═══ Listing ═══
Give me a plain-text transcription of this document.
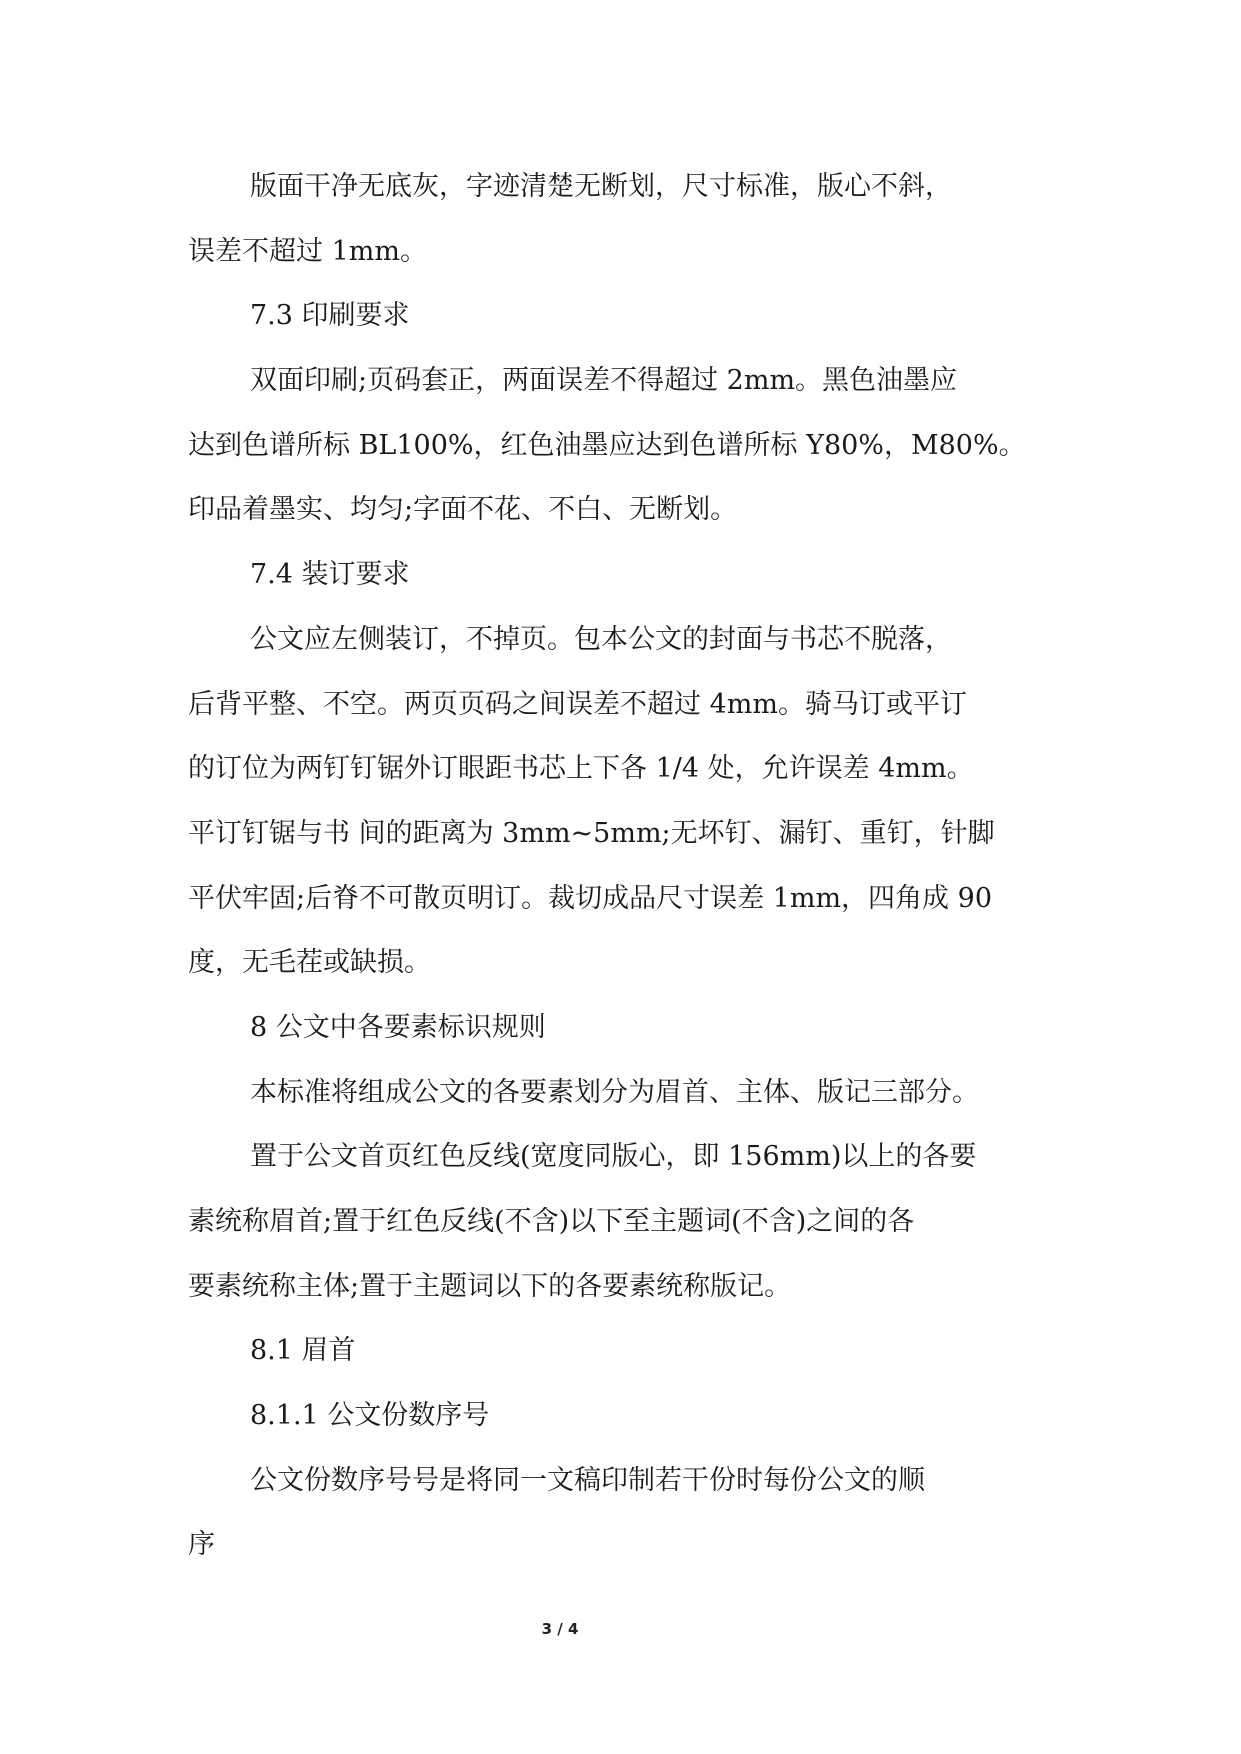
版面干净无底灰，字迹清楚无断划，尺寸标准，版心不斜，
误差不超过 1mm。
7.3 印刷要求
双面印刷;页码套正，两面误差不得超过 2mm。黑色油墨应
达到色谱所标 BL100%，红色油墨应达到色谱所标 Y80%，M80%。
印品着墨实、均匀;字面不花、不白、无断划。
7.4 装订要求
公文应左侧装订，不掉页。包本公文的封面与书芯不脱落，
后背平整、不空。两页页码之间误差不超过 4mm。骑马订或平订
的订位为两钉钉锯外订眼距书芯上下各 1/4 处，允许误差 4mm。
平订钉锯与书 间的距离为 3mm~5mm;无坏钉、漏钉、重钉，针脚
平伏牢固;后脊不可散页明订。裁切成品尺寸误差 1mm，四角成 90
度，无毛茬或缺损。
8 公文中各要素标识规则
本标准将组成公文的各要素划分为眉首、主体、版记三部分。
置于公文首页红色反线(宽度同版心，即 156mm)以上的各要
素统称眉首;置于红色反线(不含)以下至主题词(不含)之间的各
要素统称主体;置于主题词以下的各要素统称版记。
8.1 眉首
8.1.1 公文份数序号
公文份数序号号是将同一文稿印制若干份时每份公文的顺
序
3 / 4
═══
→ **Goal**
Copy the records exactly. Skip the pictures.

→ **Response to this task**
Give me a plain-text transcription of this document.
版面干净无底灰，字迹清楚无断划，尺寸标准，版心不斜，
误差不超过 1mm。
7.3 印刷要求
双面印刷;页码套正，两面误差不得超过 2mm。黑色油墨应
达到色谱所标 BL100%，红色油墨应达到色谱所标 Y80%，M80%。
印品着墨实、均匀;字面不花、不白、无断划。
7.4 装订要求
公文应左侧装订，不掉页。包本公文的封面与书芯不脱落，
后背平整、不空。两页页码之间误差不超过 4mm。骑马订或平订
的订位为两钉钉锯外订眼距书芯上下各 1/4 处，允许误差 4mm。
平订钉锯与书 间的距离为 3mm~5mm;无坏钉、漏钉、重钉，针脚
平伏牢固;后脊不可散页明订。裁切成品尺寸误差 1mm，四角成 90
度，无毛茬或缺损。
8 公文中各要素标识规则
本标准将组成公文的各要素划分为眉首、主体、版记三部分。
置于公文首页红色反线(宽度同版心，即 156mm)以上的各要
素统称眉首;置于红色反线(不含)以下至主题词(不含)之间的各
要素统称主体;置于主题词以下的各要素统称版记。
8.1 眉首
8.1.1 公文份数序号
公文份数序号号是将同一文稿印制若干份时每份公文的顺
序
3 / 4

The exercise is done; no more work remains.